EXERCISE TASK >> Would you extract the whole listing below and retype it exactly?

Figure dataset records >>

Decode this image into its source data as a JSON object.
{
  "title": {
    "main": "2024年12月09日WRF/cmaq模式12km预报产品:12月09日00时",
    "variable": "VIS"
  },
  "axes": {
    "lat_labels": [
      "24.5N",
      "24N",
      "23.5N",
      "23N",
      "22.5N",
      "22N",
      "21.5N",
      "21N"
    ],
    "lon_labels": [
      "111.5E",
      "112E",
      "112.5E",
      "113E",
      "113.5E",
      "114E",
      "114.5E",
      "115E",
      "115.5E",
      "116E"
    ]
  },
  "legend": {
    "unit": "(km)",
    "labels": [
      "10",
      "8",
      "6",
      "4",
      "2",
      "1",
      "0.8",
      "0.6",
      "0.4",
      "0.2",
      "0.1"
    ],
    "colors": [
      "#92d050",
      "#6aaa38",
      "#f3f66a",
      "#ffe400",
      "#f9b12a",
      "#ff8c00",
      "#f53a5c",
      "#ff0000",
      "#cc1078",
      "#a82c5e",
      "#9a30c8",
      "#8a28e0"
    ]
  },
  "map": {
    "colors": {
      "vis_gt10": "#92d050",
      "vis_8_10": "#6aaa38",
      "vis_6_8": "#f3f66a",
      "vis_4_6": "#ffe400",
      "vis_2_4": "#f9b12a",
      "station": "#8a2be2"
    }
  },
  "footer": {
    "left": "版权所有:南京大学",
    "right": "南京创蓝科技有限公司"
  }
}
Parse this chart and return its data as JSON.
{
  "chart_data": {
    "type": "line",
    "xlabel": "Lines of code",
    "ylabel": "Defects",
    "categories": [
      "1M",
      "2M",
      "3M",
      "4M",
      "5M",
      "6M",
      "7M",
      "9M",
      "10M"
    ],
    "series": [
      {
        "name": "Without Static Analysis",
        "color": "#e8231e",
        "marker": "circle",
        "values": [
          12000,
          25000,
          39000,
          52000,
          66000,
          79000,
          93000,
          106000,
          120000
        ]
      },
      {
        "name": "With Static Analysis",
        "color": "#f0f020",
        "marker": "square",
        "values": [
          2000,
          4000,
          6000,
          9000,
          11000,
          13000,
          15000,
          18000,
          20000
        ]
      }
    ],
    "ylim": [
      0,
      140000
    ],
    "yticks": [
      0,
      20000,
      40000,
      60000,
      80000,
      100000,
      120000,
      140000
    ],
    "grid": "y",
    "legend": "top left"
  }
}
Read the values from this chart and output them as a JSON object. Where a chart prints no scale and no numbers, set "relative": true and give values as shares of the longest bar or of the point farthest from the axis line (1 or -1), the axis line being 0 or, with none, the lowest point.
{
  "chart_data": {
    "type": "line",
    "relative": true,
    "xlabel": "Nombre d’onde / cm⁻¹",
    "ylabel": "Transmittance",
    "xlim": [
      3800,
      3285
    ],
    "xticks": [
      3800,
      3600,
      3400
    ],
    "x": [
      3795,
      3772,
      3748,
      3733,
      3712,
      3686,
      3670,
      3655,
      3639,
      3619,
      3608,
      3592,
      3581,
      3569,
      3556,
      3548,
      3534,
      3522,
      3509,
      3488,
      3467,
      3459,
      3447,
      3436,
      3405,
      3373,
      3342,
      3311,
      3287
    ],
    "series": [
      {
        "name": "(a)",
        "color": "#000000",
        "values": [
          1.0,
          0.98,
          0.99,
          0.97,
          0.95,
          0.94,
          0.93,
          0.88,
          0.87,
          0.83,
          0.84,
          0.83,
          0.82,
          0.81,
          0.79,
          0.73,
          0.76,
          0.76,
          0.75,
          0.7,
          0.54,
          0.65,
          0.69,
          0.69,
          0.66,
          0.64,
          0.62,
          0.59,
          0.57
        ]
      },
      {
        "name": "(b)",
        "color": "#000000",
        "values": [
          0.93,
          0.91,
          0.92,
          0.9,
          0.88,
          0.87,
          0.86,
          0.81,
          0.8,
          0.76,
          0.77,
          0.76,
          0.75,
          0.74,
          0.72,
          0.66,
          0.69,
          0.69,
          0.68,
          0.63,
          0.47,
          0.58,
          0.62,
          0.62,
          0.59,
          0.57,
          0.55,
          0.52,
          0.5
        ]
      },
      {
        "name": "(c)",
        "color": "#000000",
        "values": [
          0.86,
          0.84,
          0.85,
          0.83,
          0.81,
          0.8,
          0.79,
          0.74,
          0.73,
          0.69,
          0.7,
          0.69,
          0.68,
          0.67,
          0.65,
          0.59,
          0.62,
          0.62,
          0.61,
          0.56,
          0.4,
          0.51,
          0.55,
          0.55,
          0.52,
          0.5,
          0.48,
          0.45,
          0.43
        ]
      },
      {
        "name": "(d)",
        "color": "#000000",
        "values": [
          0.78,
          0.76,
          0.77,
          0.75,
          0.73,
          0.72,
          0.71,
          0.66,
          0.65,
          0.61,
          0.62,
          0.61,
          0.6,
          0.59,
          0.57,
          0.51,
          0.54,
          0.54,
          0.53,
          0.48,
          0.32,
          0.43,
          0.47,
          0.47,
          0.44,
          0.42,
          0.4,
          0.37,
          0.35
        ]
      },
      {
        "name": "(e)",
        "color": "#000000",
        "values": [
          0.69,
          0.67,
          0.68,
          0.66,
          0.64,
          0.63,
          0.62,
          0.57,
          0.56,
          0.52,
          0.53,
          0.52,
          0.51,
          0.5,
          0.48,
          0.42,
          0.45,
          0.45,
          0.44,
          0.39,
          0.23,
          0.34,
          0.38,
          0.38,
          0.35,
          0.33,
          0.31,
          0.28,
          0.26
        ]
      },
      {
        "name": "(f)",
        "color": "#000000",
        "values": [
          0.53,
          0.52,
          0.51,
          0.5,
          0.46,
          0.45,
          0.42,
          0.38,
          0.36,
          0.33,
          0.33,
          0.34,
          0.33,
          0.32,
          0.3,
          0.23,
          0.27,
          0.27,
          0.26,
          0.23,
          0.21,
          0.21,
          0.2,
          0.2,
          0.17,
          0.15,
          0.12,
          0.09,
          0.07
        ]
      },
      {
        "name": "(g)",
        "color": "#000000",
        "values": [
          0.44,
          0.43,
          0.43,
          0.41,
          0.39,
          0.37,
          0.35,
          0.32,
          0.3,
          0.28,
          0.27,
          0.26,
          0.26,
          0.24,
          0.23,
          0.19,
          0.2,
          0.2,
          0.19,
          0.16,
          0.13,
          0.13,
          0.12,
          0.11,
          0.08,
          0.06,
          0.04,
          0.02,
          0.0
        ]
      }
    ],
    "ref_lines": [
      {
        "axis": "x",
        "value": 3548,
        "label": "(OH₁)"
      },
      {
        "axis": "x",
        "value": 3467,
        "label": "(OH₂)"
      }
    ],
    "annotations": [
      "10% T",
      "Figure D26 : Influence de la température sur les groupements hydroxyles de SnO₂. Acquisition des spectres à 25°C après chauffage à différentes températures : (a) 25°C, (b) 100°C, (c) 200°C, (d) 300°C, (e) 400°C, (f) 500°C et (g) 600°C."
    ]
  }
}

FINISHED ANSWER >>
Decode this image into its source data as a JSON object.
{
  "title": {
    "main": "2024年12月09日WRF/cmaq模式12km预报产品:12月09日00时",
    "variable": "VIS"
  },
  "axes": {
    "lat_labels": [
      "24.5N",
      "24N",
      "23.5N",
      "23N",
      "22.5N",
      "22N",
      "21.5N",
      "21N"
    ],
    "lon_labels": [
      "111.5E",
      "112E",
      "112.5E",
      "113E",
      "113.5E",
      "114E",
      "114.5E",
      "115E",
      "115.5E",
      "116E"
    ]
  },
  "legend": {
    "unit": "(km)",
    "labels": [
      "10",
      "8",
      "6",
      "4",
      "2",
      "1",
      "0.8",
      "0.6",
      "0.4",
      "0.2",
      "0.1"
    ],
    "colors": [
      "#92d050",
      "#6aaa38",
      "#f3f66a",
      "#ffe400",
      "#f9b12a",
      "#ff8c00",
      "#f53a5c",
      "#ff0000",
      "#cc1078",
      "#a82c5e",
      "#9a30c8",
      "#8a28e0"
    ]
  },
  "map": {
    "colors": {
      "vis_gt10": "#92d050",
      "vis_8_10": "#6aaa38",
      "vis_6_8": "#f3f66a",
      "vis_4_6": "#ffe400",
      "vis_2_4": "#f9b12a",
      "station": "#8a2be2"
    }
  },
  "footer": {
    "left": "版权所有:南京大学",
    "right": "南京创蓝科技有限公司"
  }
}
Parse this chart and return its data as JSON.
{
  "chart_data": {
    "type": "line",
    "xlabel": "Lines of code",
    "ylabel": "Defects",
    "categories": [
      "1M",
      "2M",
      "3M",
      "4M",
      "5M",
      "6M",
      "7M",
      "9M",
      "10M"
    ],
    "series": [
      {
        "name": "Without Static Analysis",
        "color": "#e8231e",
        "marker": "circle",
        "values": [
          12000,
          25000,
          39000,
          52000,
          66000,
          79000,
          93000,
          106000,
          120000
        ]
      },
      {
        "name": "With Static Analysis",
        "color": "#f0f020",
        "marker": "square",
        "values": [
          2000,
          4000,
          6000,
          9000,
          11000,
          13000,
          15000,
          18000,
          20000
        ]
      }
    ],
    "ylim": [
      0,
      140000
    ],
    "yticks": [
      0,
      20000,
      40000,
      60000,
      80000,
      100000,
      120000,
      140000
    ],
    "grid": "y",
    "legend": "top left"
  }
}
Read the values from this chart and output them as a JSON object. Where a chart prints no scale and no numbers, set "relative": true and give values as shares of the longest bar or of the point farthest from the axis line (1 or -1), the axis line being 0 or, with none, the lowest point.
{
  "chart_data": {
    "type": "line",
    "relative": true,
    "xlabel": "Nombre d’onde / cm⁻¹",
    "ylabel": "Transmittance",
    "xlim": [
      3800,
      3285
    ],
    "xticks": [
      3800,
      3600,
      3400
    ],
    "x": [
      3795,
      3772,
      3748,
      3733,
      3712,
      3686,
      3670,
      3655,
      3639,
      3619,
      3608,
      3592,
      3581,
      3569,
      3556,
      3548,
      3534,
      3522,
      3509,
      3488,
      3467,
      3459,
      3447,
      3436,
      3405,
      3373,
      3342,
      3311,
      3287
    ],
    "series": [
      {
        "name": "(a)",
        "color": "#000000",
        "values": [
          1.0,
          0.98,
          0.99,
          0.97,
          0.95,
          0.94,
          0.93,
          0.88,
          0.87,
          0.83,
          0.84,
          0.83,
          0.82,
          0.81,
          0.79,
          0.73,
          0.76,
          0.76,
          0.75,
          0.7,
          0.54,
          0.65,
          0.69,
          0.69,
          0.66,
          0.64,
          0.62,
          0.59,
          0.57
        ]
      },
      {
        "name": "(b)",
        "color": "#000000",
        "values": [
          0.93,
          0.91,
          0.92,
          0.9,
          0.88,
          0.87,
          0.86,
          0.81,
          0.8,
          0.76,
          0.77,
          0.76,
          0.75,
          0.74,
          0.72,
          0.66,
          0.69,
          0.69,
          0.68,
          0.63,
          0.47,
          0.58,
          0.62,
          0.62,
          0.59,
          0.57,
          0.55,
          0.52,
          0.5
        ]
      },
      {
        "name": "(c)",
        "color": "#000000",
        "values": [
          0.86,
          0.84,
          0.85,
          0.83,
          0.81,
          0.8,
          0.79,
          0.74,
          0.73,
          0.69,
          0.7,
          0.69,
          0.68,
          0.67,
          0.65,
          0.59,
          0.62,
          0.62,
          0.61,
          0.56,
          0.4,
          0.51,
          0.55,
          0.55,
          0.52,
          0.5,
          0.48,
          0.45,
          0.43
        ]
      },
      {
        "name": "(d)",
        "color": "#000000",
        "values": [
          0.78,
          0.76,
          0.77,
          0.75,
          0.73,
          0.72,
          0.71,
          0.66,
          0.65,
          0.61,
          0.62,
          0.61,
          0.6,
          0.59,
          0.57,
          0.51,
          0.54,
          0.54,
          0.53,
          0.48,
          0.32,
          0.43,
          0.47,
          0.47,
          0.44,
          0.42,
          0.4,
          0.37,
          0.35
        ]
      },
      {
        "name": "(e)",
        "color": "#000000",
        "values": [
          0.69,
          0.67,
          0.68,
          0.66,
          0.64,
          0.63,
          0.62,
          0.57,
          0.56,
          0.52,
          0.53,
          0.52,
          0.51,
          0.5,
          0.48,
          0.42,
          0.45,
          0.45,
          0.44,
          0.39,
          0.23,
          0.34,
          0.38,
          0.38,
          0.35,
          0.33,
          0.31,
          0.28,
          0.26
        ]
      },
      {
        "name": "(f)",
        "color": "#000000",
        "values": [
          0.53,
          0.52,
          0.51,
          0.5,
          0.46,
          0.45,
          0.42,
          0.38,
          0.36,
          0.33,
          0.33,
          0.34,
          0.33,
          0.32,
          0.3,
          0.23,
          0.27,
          0.27,
          0.26,
          0.23,
          0.21,
          0.21,
          0.2,
          0.2,
          0.17,
          0.15,
          0.12,
          0.09,
          0.07
        ]
      },
      {
        "name": "(g)",
        "color": "#000000",
        "values": [
          0.44,
          0.43,
          0.43,
          0.41,
          0.39,
          0.37,
          0.35,
          0.32,
          0.3,
          0.28,
          0.27,
          0.26,
          0.26,
          0.24,
          0.23,
          0.19,
          0.2,
          0.2,
          0.19,
          0.16,
          0.13,
          0.13,
          0.12,
          0.11,
          0.08,
          0.06,
          0.04,
          0.02,
          0.0
        ]
      }
    ],
    "ref_lines": [
      {
        "axis": "x",
        "value": 3548,
        "label": "(OH₁)"
      },
      {
        "axis": "x",
        "value": 3467,
        "label": "(OH₂)"
      }
    ],
    "annotations": [
      "10% T",
      "Figure D26 : Influence de la température sur les groupements hydroxyles de SnO₂. Acquisition des spectres à 25°C après chauffage à différentes températures : (a) 25°C, (b) 100°C, (c) 200°C, (d) 300°C, (e) 400°C, (f) 500°C et (g) 600°C."
    ]
  }
}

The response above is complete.